> **WORK REQUIRED**:
Using the listing below, report all lines holding the word "title".

[Stored items from a collection]
'''

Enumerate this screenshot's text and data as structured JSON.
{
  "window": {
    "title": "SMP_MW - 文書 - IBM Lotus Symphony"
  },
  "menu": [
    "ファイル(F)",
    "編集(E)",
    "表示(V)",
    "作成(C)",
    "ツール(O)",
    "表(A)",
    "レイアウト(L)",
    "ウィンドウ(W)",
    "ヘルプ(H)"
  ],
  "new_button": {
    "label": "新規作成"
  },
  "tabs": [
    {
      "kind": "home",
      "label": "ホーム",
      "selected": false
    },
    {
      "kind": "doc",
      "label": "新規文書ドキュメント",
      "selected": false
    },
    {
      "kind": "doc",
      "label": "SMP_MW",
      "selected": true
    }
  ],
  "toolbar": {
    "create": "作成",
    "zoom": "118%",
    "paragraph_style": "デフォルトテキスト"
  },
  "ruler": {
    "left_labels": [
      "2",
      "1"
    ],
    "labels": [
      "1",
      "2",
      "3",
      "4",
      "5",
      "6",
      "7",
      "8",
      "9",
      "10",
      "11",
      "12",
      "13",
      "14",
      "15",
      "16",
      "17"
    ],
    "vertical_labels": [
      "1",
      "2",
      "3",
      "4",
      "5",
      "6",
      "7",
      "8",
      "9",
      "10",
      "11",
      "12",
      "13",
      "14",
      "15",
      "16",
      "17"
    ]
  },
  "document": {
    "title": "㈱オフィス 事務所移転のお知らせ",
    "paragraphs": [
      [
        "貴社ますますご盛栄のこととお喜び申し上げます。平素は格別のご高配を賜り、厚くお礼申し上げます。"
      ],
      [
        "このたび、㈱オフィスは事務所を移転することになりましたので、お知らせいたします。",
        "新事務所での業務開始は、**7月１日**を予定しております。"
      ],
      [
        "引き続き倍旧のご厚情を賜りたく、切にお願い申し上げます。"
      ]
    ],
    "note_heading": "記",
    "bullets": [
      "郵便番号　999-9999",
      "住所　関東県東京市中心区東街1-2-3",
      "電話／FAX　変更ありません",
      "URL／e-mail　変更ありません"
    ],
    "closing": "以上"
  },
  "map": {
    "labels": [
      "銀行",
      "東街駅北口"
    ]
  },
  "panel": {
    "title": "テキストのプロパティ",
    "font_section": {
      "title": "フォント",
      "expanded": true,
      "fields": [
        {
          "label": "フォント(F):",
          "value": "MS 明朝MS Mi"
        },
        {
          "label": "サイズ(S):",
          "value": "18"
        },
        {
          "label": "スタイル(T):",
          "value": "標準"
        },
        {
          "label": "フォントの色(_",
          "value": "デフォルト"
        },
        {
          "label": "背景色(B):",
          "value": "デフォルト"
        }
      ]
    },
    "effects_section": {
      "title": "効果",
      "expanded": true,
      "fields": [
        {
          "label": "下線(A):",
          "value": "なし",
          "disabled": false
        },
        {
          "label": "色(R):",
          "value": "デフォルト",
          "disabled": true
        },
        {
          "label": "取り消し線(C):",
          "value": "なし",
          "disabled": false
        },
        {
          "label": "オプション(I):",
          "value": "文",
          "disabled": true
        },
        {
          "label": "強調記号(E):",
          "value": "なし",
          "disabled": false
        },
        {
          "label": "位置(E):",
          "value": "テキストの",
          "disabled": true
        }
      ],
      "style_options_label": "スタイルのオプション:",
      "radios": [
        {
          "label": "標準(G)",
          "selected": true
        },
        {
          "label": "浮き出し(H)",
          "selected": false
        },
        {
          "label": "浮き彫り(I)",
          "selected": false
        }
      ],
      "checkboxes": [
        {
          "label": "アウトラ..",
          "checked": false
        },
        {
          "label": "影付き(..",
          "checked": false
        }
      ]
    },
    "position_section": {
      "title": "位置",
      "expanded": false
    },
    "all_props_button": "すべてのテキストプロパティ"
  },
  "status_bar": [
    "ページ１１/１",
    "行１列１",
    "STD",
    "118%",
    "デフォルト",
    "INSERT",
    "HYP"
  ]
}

'''
'''

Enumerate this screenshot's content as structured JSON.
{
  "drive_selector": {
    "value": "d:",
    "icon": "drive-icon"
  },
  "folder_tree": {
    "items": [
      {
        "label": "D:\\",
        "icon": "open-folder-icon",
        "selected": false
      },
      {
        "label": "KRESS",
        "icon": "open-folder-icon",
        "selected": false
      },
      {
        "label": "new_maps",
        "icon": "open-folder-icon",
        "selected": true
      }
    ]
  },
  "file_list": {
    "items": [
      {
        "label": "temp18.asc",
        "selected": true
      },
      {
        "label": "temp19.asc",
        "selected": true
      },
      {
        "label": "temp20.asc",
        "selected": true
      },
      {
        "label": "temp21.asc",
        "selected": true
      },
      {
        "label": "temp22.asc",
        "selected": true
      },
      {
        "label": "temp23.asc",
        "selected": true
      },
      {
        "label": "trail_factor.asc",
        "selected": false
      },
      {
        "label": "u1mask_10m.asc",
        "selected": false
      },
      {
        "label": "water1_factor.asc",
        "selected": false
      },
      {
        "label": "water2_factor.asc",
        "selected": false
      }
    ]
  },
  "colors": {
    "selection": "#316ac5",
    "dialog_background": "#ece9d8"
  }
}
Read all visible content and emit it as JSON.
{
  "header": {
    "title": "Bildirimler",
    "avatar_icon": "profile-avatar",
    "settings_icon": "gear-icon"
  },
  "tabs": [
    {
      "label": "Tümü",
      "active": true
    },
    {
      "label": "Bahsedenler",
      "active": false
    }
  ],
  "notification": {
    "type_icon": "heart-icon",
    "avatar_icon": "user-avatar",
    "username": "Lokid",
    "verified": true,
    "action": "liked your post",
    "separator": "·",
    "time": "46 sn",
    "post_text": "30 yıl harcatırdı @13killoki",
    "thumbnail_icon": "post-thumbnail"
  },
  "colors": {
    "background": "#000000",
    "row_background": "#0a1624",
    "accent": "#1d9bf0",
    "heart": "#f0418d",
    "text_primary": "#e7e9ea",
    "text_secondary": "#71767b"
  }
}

'''

> **WRITTEN ANSWER**:
    "title": "SMP_MW - 文書 - IBM Lotus Symphony"
    "title": "㈱オフィス 事務所移転のお知らせ",
    "title": "テキストのプロパティ",
      "title": "フォント",
      "title": "効果",
      "title": "位置",
    "title": "Bildirimler",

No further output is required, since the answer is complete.